*What is being asked*
Each line of the material below that holds the word "DECLARATION" needs to be copied.

*Source material*
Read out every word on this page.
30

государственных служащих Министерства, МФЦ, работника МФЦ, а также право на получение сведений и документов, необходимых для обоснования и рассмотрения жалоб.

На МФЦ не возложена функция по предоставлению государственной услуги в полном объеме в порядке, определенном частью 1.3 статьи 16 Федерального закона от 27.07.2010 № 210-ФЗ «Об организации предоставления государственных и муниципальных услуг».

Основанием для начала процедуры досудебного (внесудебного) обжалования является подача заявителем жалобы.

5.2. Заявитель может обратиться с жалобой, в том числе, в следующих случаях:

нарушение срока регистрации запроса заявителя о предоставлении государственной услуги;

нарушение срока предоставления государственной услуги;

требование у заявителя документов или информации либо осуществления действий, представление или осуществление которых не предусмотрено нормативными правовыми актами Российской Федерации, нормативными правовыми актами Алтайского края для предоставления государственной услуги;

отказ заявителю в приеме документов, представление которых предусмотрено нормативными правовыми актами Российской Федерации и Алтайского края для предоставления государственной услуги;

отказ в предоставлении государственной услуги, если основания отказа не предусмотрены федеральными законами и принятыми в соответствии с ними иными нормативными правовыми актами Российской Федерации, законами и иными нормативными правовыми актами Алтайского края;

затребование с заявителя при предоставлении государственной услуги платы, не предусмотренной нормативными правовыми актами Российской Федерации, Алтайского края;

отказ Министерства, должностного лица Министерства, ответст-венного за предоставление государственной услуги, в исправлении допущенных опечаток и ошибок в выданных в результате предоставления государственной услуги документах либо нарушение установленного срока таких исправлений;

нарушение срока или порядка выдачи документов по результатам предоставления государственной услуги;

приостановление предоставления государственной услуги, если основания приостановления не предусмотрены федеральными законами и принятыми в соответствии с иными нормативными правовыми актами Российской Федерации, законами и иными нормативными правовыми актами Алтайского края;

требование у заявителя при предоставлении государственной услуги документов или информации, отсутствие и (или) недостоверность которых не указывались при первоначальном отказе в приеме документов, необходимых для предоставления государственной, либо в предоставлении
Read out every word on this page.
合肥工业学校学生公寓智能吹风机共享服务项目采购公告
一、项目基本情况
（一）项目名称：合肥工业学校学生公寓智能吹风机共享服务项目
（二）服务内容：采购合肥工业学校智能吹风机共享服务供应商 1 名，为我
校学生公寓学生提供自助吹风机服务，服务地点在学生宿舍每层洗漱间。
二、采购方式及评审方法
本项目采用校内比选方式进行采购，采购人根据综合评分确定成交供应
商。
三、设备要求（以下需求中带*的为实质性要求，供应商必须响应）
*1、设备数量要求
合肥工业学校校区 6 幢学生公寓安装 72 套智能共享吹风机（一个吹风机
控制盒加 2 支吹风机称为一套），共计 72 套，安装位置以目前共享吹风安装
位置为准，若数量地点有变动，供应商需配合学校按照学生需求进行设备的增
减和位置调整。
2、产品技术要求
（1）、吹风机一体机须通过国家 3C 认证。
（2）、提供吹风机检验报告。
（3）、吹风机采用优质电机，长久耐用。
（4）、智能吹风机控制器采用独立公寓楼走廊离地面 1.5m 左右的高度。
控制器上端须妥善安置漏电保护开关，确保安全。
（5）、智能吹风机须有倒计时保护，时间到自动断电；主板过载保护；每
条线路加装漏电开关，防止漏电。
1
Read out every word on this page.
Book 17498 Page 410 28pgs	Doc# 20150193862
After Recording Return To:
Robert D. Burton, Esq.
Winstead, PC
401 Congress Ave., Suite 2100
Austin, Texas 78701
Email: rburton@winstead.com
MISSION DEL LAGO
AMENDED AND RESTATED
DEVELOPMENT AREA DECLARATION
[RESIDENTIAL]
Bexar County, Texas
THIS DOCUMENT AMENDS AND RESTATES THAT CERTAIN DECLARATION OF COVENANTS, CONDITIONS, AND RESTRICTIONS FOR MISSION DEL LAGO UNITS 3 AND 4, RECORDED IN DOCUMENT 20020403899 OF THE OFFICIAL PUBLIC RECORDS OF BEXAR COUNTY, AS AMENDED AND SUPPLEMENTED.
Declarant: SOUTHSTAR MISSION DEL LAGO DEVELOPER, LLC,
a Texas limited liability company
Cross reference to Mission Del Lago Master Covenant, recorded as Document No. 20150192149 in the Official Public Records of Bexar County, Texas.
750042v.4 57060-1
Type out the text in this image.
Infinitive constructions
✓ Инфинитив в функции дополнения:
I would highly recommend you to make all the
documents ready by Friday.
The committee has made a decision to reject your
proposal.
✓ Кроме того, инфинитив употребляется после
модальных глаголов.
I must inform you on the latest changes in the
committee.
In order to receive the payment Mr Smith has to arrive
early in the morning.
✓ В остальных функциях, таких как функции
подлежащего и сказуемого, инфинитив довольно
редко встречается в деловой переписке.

*The answer*
DEVELOPMENT AREA DECLARATION
THIS DOCUMENT AMENDS AND RESTATES THAT CERTAIN DECLARATION OF COVENANTS, CONDITIONS, AND RESTRICTIONS FOR MISSION DEL LAGO UNITS 3 AND 4, RECORDED IN DOCUMENT 20020403899 OF THE OFFICIAL PUBLIC RECORDS OF BEXAR COUNTY, AS AMENDED AND SUPPLEMENTED.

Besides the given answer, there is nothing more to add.